— Start of Data to process —

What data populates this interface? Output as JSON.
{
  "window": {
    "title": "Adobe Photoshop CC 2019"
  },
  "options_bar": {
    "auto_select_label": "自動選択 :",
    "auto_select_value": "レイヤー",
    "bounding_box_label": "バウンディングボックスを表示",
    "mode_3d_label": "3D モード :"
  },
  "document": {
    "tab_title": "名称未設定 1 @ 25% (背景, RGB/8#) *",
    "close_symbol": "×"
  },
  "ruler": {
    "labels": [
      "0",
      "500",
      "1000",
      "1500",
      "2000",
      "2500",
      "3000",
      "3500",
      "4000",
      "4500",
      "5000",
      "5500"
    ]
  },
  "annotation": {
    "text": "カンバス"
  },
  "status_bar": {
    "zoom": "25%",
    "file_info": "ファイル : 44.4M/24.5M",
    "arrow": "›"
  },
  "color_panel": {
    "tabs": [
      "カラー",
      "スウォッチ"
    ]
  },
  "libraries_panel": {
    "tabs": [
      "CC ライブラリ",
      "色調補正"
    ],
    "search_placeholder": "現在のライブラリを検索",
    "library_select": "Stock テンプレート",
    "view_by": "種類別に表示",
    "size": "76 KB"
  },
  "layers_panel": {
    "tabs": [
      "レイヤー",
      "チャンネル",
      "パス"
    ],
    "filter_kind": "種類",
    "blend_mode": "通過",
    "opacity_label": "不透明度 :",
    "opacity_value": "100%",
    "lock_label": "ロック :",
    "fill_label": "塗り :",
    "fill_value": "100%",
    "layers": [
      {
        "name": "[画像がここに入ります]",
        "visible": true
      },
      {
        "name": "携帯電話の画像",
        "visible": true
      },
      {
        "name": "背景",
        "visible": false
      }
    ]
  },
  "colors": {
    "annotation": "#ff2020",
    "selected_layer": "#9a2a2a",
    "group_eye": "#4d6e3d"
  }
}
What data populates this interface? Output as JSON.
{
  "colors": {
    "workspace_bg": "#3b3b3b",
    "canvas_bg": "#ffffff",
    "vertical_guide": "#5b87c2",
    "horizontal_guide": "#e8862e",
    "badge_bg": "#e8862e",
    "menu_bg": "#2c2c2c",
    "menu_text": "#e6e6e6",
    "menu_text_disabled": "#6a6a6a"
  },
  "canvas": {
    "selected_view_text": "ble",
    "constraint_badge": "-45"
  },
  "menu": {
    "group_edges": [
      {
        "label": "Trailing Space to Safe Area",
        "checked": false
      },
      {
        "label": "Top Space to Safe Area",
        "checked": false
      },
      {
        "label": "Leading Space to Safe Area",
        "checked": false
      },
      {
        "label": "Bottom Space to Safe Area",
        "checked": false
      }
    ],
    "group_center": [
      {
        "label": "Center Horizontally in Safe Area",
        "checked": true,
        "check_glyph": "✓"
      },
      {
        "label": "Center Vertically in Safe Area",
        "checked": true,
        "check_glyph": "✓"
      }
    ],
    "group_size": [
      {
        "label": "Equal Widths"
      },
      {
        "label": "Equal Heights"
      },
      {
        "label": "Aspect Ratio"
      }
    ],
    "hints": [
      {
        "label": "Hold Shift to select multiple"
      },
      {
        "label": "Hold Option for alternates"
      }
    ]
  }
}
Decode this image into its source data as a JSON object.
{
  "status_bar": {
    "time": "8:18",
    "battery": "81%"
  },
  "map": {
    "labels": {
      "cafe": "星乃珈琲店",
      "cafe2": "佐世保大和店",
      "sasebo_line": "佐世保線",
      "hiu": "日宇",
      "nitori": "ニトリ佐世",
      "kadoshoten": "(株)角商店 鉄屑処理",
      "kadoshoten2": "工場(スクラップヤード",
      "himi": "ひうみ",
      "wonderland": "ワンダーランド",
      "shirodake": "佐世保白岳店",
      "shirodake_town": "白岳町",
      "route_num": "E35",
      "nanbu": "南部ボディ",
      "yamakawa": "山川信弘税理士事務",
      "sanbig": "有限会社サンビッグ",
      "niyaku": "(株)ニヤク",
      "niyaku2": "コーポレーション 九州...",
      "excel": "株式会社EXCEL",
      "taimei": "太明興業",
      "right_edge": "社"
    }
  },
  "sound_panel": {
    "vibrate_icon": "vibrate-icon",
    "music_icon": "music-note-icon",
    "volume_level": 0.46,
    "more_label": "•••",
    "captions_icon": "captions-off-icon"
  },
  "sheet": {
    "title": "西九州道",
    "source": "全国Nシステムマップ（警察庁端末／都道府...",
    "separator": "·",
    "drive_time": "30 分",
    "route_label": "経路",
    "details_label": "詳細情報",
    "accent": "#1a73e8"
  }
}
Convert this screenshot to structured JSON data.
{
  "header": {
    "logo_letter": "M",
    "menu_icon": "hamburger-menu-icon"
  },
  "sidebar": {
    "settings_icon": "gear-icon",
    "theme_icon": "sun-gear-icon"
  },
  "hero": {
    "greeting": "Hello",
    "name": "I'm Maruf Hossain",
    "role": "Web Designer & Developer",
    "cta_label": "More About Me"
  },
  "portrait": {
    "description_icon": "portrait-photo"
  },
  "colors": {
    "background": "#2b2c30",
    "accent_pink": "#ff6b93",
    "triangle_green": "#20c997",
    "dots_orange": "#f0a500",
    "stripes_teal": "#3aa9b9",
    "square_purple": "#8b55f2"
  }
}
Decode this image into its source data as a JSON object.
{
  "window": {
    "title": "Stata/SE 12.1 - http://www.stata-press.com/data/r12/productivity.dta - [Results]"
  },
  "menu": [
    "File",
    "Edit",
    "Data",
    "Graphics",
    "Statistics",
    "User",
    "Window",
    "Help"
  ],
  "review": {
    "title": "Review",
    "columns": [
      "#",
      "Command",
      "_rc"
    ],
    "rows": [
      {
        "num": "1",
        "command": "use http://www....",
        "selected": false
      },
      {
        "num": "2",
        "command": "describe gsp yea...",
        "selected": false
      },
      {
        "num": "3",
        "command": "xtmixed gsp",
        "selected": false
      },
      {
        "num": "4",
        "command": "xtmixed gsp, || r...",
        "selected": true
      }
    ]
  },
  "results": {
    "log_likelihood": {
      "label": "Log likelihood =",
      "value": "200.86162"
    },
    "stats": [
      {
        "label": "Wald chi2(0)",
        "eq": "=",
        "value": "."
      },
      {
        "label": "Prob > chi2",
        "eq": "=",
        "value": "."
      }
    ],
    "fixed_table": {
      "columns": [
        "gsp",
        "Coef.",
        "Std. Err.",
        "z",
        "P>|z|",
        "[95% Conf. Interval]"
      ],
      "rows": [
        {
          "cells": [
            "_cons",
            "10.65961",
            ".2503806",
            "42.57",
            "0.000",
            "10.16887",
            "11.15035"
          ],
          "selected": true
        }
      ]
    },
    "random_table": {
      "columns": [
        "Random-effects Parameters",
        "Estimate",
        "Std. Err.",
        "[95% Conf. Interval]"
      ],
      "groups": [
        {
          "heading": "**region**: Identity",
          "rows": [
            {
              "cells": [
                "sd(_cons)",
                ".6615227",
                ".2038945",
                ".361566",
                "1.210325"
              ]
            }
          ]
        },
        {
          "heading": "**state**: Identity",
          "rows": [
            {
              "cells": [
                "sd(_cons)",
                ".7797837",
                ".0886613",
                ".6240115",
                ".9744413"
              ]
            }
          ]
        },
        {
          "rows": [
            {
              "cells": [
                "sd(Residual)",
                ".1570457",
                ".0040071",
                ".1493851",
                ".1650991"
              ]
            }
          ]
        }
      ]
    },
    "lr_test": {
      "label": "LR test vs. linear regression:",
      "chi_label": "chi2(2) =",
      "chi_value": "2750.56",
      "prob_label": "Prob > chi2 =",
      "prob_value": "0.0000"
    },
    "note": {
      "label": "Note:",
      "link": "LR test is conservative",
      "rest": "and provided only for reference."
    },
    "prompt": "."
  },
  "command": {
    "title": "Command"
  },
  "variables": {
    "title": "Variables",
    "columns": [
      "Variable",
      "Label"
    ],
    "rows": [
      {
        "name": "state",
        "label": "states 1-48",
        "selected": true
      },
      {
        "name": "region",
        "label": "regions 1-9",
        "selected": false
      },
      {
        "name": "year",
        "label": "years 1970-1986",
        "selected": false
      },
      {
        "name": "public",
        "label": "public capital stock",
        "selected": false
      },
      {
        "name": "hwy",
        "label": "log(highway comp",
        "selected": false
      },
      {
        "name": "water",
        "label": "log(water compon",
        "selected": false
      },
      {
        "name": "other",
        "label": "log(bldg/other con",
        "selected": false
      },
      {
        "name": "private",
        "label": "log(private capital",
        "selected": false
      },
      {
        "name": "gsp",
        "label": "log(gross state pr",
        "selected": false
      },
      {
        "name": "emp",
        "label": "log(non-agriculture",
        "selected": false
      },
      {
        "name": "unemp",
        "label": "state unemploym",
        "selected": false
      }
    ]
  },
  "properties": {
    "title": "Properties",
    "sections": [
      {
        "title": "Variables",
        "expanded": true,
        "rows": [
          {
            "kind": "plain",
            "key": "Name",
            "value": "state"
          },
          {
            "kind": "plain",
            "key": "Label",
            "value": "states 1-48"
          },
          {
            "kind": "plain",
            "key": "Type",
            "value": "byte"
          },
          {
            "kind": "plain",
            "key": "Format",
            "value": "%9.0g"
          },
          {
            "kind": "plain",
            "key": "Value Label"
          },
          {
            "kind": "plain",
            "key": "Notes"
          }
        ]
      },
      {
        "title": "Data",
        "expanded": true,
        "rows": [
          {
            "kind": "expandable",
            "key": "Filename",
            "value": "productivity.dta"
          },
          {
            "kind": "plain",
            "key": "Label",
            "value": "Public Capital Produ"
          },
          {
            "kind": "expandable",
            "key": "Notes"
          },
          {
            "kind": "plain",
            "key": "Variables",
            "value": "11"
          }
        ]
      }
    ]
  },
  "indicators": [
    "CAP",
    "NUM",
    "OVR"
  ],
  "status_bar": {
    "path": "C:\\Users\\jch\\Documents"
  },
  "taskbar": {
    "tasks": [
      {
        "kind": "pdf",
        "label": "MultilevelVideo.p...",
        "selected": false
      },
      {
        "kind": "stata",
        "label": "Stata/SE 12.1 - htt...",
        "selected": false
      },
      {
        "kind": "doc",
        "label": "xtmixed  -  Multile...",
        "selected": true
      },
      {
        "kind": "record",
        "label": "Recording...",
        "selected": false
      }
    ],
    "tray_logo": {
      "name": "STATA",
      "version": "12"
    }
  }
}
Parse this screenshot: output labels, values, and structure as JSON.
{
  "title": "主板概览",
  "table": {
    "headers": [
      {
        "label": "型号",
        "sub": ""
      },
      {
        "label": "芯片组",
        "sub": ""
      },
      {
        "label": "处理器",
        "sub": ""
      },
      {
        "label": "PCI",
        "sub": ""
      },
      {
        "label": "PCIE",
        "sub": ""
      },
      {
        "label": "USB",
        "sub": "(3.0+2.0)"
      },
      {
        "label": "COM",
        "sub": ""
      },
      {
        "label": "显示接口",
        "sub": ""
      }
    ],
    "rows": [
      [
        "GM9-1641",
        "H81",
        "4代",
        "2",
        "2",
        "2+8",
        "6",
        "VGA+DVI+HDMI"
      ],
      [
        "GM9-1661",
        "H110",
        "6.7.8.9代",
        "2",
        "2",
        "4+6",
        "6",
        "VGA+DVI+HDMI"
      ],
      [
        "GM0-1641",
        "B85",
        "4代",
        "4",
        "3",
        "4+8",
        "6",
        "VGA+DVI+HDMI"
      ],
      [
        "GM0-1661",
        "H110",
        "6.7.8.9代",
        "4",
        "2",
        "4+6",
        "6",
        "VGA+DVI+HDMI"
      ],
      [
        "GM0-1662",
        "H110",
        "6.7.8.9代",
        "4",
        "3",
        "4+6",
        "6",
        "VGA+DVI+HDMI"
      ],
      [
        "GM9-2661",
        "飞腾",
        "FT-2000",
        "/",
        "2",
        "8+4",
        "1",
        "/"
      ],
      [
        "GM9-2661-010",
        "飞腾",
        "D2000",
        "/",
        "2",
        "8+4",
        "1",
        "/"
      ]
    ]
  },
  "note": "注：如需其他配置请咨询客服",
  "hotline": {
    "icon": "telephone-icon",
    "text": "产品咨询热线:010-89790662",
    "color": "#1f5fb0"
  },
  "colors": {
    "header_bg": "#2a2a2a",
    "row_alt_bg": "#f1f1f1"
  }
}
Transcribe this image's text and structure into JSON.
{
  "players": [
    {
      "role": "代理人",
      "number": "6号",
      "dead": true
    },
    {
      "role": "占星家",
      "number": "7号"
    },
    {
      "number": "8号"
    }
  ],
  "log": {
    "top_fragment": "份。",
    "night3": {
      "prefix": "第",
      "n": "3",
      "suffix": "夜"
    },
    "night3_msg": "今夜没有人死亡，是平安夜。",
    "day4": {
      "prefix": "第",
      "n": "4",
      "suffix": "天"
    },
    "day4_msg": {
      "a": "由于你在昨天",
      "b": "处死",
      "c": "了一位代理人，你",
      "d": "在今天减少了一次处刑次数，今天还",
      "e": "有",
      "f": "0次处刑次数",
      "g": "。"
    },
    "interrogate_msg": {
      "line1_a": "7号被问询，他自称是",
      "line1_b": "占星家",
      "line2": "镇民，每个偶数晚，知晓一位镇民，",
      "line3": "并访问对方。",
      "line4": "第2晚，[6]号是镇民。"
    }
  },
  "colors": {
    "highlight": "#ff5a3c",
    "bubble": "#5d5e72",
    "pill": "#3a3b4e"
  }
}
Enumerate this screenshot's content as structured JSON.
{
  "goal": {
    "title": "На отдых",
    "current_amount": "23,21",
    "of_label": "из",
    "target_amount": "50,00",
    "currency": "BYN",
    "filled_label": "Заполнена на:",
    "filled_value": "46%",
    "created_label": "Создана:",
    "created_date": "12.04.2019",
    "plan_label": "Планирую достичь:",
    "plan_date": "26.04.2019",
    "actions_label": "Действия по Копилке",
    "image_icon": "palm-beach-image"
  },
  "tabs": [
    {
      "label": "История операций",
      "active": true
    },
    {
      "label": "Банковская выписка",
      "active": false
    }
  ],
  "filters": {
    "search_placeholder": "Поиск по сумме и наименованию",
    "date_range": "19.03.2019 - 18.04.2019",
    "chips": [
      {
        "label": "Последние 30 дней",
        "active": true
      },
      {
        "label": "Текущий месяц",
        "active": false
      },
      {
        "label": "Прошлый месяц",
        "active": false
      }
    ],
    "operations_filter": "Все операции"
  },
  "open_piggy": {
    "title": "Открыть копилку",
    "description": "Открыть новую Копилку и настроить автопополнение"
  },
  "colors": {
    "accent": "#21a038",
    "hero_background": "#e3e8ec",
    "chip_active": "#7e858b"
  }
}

— End of Data to process —

Within the listing above, copy each line that has the string "heading".

Full output:
          "heading": "**region**: Identity",
          "heading": "**state**: Identity",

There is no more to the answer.